(Stored data)
==========

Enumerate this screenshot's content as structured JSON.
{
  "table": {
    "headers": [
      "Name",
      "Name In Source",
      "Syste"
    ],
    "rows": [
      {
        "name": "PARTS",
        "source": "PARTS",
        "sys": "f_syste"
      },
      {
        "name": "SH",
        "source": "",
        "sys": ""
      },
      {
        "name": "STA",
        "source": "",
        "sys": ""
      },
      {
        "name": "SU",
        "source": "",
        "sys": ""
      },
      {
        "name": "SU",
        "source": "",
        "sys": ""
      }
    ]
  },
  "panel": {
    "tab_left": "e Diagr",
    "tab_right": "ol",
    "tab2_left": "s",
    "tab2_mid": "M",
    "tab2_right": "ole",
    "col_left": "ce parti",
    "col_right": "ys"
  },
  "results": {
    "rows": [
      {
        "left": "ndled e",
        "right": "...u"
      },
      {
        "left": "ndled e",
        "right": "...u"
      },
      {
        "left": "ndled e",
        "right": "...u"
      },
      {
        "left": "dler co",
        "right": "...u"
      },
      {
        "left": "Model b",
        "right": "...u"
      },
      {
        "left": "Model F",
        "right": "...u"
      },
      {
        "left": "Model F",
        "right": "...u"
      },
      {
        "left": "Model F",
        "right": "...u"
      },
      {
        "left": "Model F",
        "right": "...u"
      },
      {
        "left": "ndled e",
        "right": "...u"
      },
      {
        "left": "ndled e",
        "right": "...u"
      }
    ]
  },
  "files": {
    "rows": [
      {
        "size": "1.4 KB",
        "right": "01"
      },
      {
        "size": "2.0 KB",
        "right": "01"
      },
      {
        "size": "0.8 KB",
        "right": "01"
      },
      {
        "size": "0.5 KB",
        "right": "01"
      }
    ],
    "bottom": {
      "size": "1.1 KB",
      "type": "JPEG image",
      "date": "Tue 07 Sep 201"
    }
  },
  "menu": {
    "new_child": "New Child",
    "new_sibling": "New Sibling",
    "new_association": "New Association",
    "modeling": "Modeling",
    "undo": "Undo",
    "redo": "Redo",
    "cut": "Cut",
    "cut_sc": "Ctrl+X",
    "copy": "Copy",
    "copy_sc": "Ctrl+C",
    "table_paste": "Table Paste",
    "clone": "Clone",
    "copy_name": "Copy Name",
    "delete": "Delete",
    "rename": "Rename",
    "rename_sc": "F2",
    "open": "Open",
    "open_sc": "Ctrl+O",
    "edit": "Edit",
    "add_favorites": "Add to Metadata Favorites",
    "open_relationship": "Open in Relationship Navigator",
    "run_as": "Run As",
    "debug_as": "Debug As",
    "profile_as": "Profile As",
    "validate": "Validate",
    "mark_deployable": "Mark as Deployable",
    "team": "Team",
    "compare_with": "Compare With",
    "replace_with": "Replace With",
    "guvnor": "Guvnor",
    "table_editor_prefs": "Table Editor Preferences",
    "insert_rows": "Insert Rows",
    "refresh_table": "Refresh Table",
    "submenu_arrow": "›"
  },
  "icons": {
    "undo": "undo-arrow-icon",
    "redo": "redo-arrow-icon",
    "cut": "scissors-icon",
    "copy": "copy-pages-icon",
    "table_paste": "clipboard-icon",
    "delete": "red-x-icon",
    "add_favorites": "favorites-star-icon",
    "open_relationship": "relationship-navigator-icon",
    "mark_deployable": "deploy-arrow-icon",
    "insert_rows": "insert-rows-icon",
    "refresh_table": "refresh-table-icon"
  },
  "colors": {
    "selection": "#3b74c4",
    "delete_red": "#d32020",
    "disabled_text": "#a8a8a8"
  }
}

==========

» What you need to do:
The records above should be repeated in full, exactly as given.

» Answer to this problem:
Enumerate this screenshot's content as structured JSON.
{
  "table": {
    "headers": [
      "Name",
      "Name In Source",
      "Syste"
    ],
    "rows": [
      {
        "name": "PARTS",
        "source": "PARTS",
        "sys": "f_syste"
      },
      {
        "name": "SH",
        "source": "",
        "sys": ""
      },
      {
        "name": "STA",
        "source": "",
        "sys": ""
      },
      {
        "name": "SU",
        "source": "",
        "sys": ""
      },
      {
        "name": "SU",
        "source": "",
        "sys": ""
      }
    ]
  },
  "panel": {
    "tab_left": "e Diagr",
    "tab_right": "ol",
    "tab2_left": "s",
    "tab2_mid": "M",
    "tab2_right": "ole",
    "col_left": "ce parti",
    "col_right": "ys"
  },
  "results": {
    "rows": [
      {
        "left": "ndled e",
        "right": "...u"
      },
      {
        "left": "ndled e",
        "right": "...u"
      },
      {
        "left": "ndled e",
        "right": "...u"
      },
      {
        "left": "dler co",
        "right": "...u"
      },
      {
        "left": "Model b",
        "right": "...u"
      },
      {
        "left": "Model F",
        "right": "...u"
      },
      {
        "left": "Model F",
        "right": "...u"
      },
      {
        "left": "Model F",
        "right": "...u"
      },
      {
        "left": "Model F",
        "right": "...u"
      },
      {
        "left": "ndled e",
        "right": "...u"
      },
      {
        "left": "ndled e",
        "right": "...u"
      }
    ]
  },
  "files": {
    "rows": [
      {
        "size": "1.4 KB",
        "right": "01"
      },
      {
        "size": "2.0 KB",
        "right": "01"
      },
      {
        "size": "0.8 KB",
        "right": "01"
      },
      {
        "size": "0.5 KB",
        "right": "01"
      }
    ],
    "bottom": {
      "size": "1.1 KB",
      "type": "JPEG image",
      "date": "Tue 07 Sep 201"
    }
  },
  "menu": {
    "new_child": "New Child",
    "new_sibling": "New Sibling",
    "new_association": "New Association",
    "modeling": "Modeling",
    "undo": "Undo",
    "redo": "Redo",
    "cut": "Cut",
    "cut_sc": "Ctrl+X",
    "copy": "Copy",
    "copy_sc": "Ctrl+C",
    "table_paste": "Table Paste",
    "clone": "Clone",
    "copy_name": "Copy Name",
    "delete": "Delete",
    "rename": "Rename",
    "rename_sc": "F2",
    "open": "Open",
    "open_sc": "Ctrl+O",
    "edit": "Edit",
    "add_favorites": "Add to Metadata Favorites",
    "open_relationship": "Open in Relationship Navigator",
    "run_as": "Run As",
    "debug_as": "Debug As",
    "profile_as": "Profile As",
    "validate": "Validate",
    "mark_deployable": "Mark as Deployable",
    "team": "Team",
    "compare_with": "Compare With",
    "replace_with": "Replace With",
    "guvnor": "Guvnor",
    "table_editor_prefs": "Table Editor Preferences",
    "insert_rows": "Insert Rows",
    "refresh_table": "Refresh Table",
    "submenu_arrow": "›"
  },
  "icons": {
    "undo": "undo-arrow-icon",
    "redo": "redo-arrow-icon",
    "cut": "scissors-icon",
    "copy": "copy-pages-icon",
    "table_paste": "clipboard-icon",
    "delete": "red-x-icon",
    "add_favorites": "favorites-star-icon",
    "open_relationship": "relationship-navigator-icon",
    "mark_deployable": "deploy-arrow-icon",
    "insert_rows": "insert-rows-icon",
    "refresh_table": "refresh-table-icon"
  },
  "colors": {
    "selection": "#3b74c4",
    "delete_red": "#d32020",
    "disabled_text": "#a8a8a8"
  }
}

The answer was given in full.